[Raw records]
========================================

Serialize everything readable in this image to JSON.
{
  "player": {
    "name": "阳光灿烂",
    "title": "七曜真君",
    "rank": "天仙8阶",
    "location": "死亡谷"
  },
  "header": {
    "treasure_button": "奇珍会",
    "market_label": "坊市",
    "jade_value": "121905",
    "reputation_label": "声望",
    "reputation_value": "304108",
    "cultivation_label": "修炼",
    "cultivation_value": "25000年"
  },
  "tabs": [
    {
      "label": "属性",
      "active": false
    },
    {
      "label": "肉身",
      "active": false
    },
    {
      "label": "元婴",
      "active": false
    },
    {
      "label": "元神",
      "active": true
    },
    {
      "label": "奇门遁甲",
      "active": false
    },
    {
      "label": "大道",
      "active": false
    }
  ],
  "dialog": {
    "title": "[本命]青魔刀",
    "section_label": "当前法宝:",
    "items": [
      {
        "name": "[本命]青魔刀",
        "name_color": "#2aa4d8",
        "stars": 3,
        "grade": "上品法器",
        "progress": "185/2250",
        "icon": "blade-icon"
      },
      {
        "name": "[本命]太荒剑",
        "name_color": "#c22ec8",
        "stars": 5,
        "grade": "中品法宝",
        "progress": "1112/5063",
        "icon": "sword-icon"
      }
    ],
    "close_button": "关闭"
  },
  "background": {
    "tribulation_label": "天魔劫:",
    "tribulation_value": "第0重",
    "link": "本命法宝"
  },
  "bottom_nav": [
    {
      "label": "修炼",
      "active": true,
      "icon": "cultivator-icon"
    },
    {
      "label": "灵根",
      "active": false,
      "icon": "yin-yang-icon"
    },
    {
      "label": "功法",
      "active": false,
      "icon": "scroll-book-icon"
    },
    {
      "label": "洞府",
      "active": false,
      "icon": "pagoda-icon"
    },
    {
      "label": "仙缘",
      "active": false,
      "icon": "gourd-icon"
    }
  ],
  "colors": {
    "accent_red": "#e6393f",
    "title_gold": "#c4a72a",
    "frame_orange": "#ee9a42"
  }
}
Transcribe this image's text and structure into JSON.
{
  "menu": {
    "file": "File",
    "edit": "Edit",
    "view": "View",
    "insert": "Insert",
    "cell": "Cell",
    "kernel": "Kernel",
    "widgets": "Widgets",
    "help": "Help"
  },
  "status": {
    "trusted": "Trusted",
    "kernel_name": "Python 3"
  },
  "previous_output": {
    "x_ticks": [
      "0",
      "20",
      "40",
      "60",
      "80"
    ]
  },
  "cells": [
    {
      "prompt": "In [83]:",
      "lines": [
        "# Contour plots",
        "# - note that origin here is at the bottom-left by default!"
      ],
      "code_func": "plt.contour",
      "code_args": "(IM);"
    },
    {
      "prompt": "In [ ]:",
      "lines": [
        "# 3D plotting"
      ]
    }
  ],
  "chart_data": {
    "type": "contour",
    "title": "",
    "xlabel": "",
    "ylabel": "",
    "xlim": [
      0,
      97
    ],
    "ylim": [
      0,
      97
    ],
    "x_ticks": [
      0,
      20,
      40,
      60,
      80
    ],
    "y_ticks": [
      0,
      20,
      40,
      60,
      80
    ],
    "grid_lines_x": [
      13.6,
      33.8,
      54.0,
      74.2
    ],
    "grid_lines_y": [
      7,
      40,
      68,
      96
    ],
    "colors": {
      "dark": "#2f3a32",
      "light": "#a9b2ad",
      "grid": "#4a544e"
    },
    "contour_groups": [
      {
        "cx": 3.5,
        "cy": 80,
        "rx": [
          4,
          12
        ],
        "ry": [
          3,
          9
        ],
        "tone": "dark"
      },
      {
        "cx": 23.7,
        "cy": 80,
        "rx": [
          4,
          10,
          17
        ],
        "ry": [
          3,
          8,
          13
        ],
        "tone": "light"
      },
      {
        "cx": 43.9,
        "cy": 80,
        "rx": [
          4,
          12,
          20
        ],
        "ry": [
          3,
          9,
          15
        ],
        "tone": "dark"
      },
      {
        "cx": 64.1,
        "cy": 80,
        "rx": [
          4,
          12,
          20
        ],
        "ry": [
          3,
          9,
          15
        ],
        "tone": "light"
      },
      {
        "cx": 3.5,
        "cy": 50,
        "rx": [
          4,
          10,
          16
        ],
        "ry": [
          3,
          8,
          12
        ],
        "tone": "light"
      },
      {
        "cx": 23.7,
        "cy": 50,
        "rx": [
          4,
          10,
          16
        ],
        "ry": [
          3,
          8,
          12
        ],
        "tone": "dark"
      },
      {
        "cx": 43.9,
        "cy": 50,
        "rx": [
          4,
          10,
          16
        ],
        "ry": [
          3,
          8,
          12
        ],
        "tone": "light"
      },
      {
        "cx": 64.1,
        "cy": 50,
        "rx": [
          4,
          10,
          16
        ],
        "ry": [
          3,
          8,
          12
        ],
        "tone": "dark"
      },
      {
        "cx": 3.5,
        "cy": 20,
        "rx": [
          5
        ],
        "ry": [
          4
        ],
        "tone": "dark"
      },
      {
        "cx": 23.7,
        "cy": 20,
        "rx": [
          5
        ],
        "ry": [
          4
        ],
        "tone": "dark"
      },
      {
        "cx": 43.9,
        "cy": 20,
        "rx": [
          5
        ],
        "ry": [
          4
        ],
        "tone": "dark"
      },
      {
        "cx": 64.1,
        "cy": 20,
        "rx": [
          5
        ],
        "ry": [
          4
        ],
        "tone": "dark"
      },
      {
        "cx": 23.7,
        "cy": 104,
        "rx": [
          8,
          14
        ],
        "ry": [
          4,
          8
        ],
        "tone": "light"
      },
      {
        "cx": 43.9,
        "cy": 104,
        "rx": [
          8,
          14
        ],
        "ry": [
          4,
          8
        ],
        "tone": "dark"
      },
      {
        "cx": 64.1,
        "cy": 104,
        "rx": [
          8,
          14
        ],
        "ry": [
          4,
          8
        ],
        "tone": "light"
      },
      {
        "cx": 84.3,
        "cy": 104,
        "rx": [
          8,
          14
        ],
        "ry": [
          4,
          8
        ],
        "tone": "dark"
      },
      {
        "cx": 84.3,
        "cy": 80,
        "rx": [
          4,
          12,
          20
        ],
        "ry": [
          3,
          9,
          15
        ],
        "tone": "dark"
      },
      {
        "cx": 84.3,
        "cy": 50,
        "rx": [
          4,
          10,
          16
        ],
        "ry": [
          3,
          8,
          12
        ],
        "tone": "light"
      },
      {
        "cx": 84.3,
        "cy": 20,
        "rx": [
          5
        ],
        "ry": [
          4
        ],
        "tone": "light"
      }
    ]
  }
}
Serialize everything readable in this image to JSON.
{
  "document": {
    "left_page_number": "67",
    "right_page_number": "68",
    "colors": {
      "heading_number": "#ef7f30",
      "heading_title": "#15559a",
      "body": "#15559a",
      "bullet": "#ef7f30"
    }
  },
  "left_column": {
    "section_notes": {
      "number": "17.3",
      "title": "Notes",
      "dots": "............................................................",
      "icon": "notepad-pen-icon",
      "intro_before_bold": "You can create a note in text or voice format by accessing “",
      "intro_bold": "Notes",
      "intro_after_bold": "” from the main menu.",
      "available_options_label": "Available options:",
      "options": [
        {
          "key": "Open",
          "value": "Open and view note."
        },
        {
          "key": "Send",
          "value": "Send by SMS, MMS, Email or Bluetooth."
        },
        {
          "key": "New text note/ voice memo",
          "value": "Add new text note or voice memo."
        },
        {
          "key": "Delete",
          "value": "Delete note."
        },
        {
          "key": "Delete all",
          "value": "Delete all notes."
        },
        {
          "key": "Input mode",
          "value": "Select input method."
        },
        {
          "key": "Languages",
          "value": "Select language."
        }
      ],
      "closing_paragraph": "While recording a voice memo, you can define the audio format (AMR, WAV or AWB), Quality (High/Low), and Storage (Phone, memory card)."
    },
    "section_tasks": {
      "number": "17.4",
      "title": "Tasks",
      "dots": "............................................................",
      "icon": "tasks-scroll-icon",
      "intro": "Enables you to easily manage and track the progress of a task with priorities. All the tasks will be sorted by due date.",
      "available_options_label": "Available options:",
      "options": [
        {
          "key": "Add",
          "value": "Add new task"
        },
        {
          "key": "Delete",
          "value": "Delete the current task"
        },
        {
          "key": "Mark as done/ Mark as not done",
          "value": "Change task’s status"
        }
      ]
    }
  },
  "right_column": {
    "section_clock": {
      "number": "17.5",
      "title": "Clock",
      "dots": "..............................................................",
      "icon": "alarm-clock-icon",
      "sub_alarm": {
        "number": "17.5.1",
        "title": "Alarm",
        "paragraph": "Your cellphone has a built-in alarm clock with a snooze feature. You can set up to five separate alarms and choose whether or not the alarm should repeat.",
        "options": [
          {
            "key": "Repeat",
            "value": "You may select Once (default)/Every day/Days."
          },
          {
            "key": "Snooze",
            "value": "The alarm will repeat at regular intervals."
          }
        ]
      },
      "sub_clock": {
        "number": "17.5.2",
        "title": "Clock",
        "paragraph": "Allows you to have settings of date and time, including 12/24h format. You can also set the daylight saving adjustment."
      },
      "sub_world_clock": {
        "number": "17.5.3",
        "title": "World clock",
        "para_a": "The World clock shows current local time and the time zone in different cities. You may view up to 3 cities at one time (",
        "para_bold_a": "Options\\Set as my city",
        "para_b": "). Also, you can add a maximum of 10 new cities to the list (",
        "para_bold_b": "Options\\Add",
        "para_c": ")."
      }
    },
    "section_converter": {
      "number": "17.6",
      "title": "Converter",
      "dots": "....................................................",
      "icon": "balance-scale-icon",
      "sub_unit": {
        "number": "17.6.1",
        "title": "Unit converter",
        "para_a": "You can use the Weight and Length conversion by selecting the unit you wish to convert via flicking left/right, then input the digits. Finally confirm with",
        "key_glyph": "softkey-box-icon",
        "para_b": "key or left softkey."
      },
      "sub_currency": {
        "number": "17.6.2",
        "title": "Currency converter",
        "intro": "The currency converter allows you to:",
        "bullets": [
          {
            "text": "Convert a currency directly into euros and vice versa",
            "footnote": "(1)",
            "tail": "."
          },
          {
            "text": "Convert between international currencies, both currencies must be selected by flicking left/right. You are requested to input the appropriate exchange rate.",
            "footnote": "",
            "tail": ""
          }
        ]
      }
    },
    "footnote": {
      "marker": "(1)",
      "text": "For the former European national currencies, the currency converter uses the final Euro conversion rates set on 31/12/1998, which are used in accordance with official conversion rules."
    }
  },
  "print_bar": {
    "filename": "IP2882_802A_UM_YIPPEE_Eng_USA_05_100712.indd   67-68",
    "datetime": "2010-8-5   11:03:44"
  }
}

========================================

Where a line holds the string "cities", copy that line.

        "para_a": "The World clock shows current local time and the time zone in different cities. You may view up to 3 cities at one time (",
        "para_b": "). Also, you can add a maximum of 10 new cities to the list (",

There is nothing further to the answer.